(Passage for review Opens)

Wi-Fi Coexistence in Dense Environments

Both protocols operate in 2.4 GHz, and coexistence with the building's Wi-Fi infrastructure is a real commissioning concern — particularly in dense office environments with dozens of Wi-Fi 6 access points. Thread's 802.15.4 channels are 2 MHz wide and fit in the gaps between the three non-overlapping Wi-Fi 802.11 channels (1, 6, 11). Thread channels 15, 20, and 25 are commonly used to avoid the Wi-Fi channel 1, 6, and 11 center frequencies respectively — a well-known frequency planning practice codified in the Thread coexistence guidelines.

Bluetooth Mesh uses frequency hopping across 40 BLE advertising channels during connection events, but BT Mesh advertising PDUs use three primary advertising channels (37, 38, 39) that map to 2402, 2426, and 2480 MHz. Those fall in Wi-Fi channels 1, 6, and 11 center band edges. In a high-density Wi-Fi environment, BT Mesh advertising retry rates can increase, slightly degrading throughput. The practical impact is small — BT Mesh is designed for resilience under interference — but it is a factor in environments with 2.4 GHz channel saturation, such as hospital wards with dense medical device Wi-Fi.

(Passage for review Closes)
(Provided material Opens)

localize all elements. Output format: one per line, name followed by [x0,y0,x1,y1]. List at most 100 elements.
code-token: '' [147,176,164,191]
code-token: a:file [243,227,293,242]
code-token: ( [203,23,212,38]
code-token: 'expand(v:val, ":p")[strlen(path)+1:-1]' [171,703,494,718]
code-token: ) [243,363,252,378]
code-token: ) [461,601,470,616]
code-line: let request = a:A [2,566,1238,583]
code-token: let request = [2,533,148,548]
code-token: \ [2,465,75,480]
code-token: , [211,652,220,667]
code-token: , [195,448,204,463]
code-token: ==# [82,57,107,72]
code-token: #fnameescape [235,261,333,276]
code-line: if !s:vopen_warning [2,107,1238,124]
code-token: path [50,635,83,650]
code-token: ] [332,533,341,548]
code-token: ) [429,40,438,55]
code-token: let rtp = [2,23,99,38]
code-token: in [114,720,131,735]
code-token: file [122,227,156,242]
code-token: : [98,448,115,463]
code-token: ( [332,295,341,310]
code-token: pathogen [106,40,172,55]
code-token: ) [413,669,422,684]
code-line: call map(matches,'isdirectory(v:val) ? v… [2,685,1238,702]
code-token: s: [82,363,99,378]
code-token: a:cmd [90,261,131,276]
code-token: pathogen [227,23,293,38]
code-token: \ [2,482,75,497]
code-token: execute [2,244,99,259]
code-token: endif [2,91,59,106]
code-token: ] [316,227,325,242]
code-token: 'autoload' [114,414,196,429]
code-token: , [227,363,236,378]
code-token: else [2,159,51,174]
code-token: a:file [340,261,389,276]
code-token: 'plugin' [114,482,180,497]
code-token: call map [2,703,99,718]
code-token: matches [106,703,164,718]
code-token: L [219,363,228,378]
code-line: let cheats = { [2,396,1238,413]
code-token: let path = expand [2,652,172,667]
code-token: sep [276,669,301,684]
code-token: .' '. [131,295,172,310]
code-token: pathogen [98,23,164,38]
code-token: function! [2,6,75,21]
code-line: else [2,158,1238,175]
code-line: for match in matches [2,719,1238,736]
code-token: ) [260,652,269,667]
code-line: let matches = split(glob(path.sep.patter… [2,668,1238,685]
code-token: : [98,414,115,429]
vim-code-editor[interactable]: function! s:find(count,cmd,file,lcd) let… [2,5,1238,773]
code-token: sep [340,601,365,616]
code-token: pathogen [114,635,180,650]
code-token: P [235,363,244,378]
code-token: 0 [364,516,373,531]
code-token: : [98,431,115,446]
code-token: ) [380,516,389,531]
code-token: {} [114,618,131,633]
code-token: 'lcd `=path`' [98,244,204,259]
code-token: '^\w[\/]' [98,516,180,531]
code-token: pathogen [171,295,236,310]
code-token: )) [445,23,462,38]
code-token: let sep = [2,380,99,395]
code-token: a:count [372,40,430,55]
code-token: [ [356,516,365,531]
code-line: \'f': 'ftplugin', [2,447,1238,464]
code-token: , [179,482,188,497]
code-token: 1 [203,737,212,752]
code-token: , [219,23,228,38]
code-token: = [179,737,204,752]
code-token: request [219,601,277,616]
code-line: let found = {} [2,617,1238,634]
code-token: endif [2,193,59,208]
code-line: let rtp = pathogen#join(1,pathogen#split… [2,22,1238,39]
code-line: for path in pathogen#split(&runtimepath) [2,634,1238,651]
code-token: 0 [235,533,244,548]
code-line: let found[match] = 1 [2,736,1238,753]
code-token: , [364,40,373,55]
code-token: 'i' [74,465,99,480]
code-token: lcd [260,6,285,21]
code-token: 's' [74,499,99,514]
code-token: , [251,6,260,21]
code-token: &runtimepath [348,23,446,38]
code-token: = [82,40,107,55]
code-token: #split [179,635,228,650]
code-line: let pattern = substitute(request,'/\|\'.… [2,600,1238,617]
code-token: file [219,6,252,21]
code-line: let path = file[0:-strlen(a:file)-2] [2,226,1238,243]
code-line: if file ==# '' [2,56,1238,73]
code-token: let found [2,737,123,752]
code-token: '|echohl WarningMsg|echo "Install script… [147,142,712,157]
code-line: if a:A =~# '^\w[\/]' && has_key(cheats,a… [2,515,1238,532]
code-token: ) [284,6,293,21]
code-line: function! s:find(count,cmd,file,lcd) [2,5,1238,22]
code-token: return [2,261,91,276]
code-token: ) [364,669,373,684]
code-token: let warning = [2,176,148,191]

(Provided material Closes)

Parts of the exercise —
A - From the Wi-Fi coexistence text, list the frequencies given for the primary advertising channels that Bluetooth Mesh advertising uses.
B - Reproduce word for word the part of the Wi-Fi coexistence text that opens with the words containing "Wi-Fi Coexistence in" and closes with "Thread coexistence guidelines.".

Solutions per task —
A - 2402 MHz, 2426 MHz, 2480 MHz

B -
Wi-Fi Coexistence in Dense Environments

Both protocols operate in 2.4 GHz, and coexistence with the building's Wi-Fi infrastructure is a real commissioning concern — particularly in dense office environments with dozens of Wi-Fi 6 access points. Thread's 802.15.4 channels are 2 MHz wide and fit in the gaps between the three non-overlapping Wi-Fi 802.11 channels (1, 6, 11). Thread channels 15, 20, and 25 are commonly used to avoid the Wi-Fi channel 1, 6, and 11 center frequencies respectively — a well-known frequency planning practice codified in the Thread coexistence guidelines.